**What you should do:**
Review the material line by line. Identify and copy every line that contains the string "feel".

BEGIN Extracted material

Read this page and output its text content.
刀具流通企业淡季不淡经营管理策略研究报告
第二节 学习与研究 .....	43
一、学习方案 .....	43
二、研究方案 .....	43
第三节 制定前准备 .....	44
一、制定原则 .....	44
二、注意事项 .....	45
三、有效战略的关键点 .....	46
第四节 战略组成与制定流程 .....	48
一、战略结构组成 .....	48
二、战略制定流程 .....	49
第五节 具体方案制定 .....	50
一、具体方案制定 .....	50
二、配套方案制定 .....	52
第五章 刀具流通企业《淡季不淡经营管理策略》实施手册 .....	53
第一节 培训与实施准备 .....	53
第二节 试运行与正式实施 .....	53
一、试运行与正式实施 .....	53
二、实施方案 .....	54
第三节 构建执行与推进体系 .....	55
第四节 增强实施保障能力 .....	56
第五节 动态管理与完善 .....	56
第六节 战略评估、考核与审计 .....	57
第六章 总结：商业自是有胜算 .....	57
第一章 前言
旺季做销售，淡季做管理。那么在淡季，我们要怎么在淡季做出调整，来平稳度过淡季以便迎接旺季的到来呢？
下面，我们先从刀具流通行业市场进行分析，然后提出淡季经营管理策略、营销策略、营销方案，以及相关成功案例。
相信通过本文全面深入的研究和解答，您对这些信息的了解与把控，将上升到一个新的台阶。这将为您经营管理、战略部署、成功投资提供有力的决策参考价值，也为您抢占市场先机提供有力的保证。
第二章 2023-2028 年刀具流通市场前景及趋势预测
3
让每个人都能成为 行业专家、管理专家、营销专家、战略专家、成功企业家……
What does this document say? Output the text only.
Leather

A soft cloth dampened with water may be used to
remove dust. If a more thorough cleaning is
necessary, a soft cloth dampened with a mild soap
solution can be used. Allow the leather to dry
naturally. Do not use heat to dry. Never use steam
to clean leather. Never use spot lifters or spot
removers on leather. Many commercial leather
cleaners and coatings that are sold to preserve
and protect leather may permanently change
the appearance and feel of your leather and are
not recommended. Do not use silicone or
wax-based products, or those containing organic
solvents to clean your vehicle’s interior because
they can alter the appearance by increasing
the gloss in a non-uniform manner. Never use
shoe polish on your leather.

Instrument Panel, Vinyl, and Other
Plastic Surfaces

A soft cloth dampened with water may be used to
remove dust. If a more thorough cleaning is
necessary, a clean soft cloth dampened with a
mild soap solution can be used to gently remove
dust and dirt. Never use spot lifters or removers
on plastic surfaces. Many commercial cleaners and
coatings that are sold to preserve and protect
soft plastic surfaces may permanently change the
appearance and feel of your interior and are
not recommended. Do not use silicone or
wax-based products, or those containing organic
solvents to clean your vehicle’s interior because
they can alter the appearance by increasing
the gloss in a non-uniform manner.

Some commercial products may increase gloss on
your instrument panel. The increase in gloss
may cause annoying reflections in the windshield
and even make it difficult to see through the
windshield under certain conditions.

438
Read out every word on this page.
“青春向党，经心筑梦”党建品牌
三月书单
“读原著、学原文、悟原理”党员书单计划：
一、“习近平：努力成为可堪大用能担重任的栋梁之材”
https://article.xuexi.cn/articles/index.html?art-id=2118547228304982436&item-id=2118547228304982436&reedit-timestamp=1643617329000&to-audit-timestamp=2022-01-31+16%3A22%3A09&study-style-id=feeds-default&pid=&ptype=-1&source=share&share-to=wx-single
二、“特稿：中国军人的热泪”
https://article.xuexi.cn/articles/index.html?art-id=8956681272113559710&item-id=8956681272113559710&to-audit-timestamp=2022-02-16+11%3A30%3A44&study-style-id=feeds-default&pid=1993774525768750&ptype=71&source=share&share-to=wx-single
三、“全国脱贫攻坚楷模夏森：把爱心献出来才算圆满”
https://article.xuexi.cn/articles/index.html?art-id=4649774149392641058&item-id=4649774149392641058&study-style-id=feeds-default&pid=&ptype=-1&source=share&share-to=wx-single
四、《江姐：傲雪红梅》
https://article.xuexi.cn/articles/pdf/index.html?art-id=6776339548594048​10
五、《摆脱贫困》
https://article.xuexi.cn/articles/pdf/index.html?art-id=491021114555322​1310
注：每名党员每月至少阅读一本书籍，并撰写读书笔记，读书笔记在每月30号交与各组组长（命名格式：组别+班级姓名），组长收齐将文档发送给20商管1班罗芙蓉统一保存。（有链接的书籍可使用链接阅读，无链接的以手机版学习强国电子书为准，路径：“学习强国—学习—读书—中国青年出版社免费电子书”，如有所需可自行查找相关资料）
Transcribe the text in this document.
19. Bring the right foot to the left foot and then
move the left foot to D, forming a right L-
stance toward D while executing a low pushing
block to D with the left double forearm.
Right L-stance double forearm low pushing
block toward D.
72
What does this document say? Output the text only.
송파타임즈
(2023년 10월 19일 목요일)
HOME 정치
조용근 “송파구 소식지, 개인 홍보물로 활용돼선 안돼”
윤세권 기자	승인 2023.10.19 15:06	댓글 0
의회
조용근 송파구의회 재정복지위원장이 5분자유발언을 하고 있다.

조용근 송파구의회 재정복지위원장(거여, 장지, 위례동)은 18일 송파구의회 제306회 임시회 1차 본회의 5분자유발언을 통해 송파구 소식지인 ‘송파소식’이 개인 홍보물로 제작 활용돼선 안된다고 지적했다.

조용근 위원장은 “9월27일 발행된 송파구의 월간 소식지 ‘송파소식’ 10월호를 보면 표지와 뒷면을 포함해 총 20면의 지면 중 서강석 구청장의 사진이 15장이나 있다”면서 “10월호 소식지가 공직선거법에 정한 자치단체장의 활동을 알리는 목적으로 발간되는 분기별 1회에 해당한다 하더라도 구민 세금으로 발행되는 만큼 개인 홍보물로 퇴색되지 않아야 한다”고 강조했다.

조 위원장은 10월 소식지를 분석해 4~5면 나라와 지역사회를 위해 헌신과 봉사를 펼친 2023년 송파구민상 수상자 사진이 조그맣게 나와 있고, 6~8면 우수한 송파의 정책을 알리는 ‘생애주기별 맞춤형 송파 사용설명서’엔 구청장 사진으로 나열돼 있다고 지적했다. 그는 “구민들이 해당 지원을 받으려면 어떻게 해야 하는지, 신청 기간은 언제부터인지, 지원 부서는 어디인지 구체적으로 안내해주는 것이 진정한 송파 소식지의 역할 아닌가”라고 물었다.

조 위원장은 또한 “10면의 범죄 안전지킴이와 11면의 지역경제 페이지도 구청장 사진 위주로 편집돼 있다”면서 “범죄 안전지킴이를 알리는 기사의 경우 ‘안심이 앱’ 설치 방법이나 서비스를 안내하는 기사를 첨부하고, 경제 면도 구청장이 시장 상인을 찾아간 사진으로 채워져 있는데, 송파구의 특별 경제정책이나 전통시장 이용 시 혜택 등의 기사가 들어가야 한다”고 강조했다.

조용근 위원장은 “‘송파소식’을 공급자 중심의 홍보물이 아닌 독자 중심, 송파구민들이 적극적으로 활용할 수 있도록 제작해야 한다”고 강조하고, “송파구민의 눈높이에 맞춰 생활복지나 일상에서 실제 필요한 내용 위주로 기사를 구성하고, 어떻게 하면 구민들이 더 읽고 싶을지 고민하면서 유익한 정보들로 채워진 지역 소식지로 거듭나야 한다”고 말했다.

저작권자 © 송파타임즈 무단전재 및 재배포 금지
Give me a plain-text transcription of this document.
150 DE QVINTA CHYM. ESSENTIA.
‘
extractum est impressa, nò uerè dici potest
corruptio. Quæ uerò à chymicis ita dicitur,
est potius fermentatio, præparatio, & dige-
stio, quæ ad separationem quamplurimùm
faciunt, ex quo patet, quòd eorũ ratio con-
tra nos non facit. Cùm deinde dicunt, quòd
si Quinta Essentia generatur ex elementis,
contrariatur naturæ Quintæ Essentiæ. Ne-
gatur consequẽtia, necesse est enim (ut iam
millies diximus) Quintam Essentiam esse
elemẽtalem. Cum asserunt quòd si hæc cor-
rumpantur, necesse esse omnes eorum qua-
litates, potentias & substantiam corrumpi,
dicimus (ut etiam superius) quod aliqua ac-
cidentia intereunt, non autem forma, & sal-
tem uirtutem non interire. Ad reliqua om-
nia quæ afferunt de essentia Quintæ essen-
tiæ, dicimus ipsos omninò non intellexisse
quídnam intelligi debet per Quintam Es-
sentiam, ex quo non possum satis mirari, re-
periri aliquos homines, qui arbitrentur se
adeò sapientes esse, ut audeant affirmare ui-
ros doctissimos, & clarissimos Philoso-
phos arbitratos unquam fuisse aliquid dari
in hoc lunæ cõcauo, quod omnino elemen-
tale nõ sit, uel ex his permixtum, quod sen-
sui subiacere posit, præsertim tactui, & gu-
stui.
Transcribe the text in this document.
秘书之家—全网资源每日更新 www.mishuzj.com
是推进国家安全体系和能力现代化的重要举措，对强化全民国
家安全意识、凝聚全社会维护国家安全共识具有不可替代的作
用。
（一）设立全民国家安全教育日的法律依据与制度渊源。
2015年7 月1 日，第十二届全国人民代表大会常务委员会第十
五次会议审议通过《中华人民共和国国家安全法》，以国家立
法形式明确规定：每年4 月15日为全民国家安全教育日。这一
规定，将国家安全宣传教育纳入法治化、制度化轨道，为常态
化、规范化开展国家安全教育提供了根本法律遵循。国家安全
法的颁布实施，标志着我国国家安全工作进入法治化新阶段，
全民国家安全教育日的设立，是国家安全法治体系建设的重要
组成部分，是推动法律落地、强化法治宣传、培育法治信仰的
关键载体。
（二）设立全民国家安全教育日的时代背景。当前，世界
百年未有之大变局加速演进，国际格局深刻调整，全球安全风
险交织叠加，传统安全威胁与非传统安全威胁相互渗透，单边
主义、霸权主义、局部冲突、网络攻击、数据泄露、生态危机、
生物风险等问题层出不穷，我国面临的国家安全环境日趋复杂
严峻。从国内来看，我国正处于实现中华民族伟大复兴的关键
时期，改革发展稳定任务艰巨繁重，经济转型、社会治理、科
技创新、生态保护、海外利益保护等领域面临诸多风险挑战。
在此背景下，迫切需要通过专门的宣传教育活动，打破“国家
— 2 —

END Extracted material

**Correct output:**
the appearance and feel of your leather and are
appearance and feel of your interior and are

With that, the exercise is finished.